### Problem to work on
Omit the images. Copy each entry word for word.

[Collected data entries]
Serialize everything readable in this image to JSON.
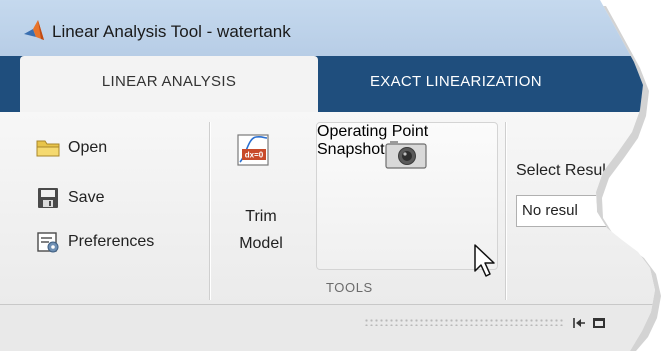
{
  "window": {
    "title": "Linear Analysis Tool - watertank"
  },
  "tabs": [
    {
      "label": "LINEAR ANALYSIS",
      "active": true
    },
    {
      "label": "EXACT LINEARIZATION",
      "active": false
    }
  ],
  "file_group": {
    "items": [
      {
        "label": "Open",
        "icon": "folder-icon"
      },
      {
        "label": "Save",
        "icon": "save-icon"
      },
      {
        "label": "Preferences",
        "icon": "preferences-icon"
      }
    ]
  },
  "tools_group": {
    "label": "TOOLS",
    "trim": {
      "line1": "Trim",
      "line2": "Model",
      "icon": "trim-model-icon"
    },
    "snapshot": {
      "line1": "Operating Point",
      "line2": "Snapshot",
      "icon": "camera-icon"
    }
  },
  "result": {
    "label": "Select Resul",
    "value": "No resul"
  },
  "colors": {
    "titlebar": "#c5d9ee",
    "tabstrip": "#1f4e7d",
    "ribbon": "#f3f3f3"
  }
}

### Exercise answer
Serialize everything readable in this image to JSON.
{
  "window": {
    "title": "Linear Analysis Tool - watertank"
  },
  "tabs": [
    {
      "label": "LINEAR ANALYSIS",
      "active": true
    },
    {
      "label": "EXACT LINEARIZATION",
      "active": false
    }
  ],
  "file_group": {
    "items": [
      {
        "label": "Open",
        "icon": "folder-icon"
      },
      {
        "label": "Save",
        "icon": "save-icon"
      },
      {
        "label": "Preferences",
        "icon": "preferences-icon"
      }
    ]
  },
  "tools_group": {
    "label": "TOOLS",
    "trim": {
      "line1": "Trim",
      "line2": "Model",
      "icon": "trim-model-icon"
    },
    "snapshot": {
      "line1": "Operating Point",
      "line2": "Snapshot",
      "icon": "camera-icon"
    }
  },
  "result": {
    "label": "Select Resul",
    "value": "No resul"
  },
  "colors": {
    "titlebar": "#c5d9ee",
    "tabstrip": "#1f4e7d",
    "ribbon": "#f3f3f3"
  }
}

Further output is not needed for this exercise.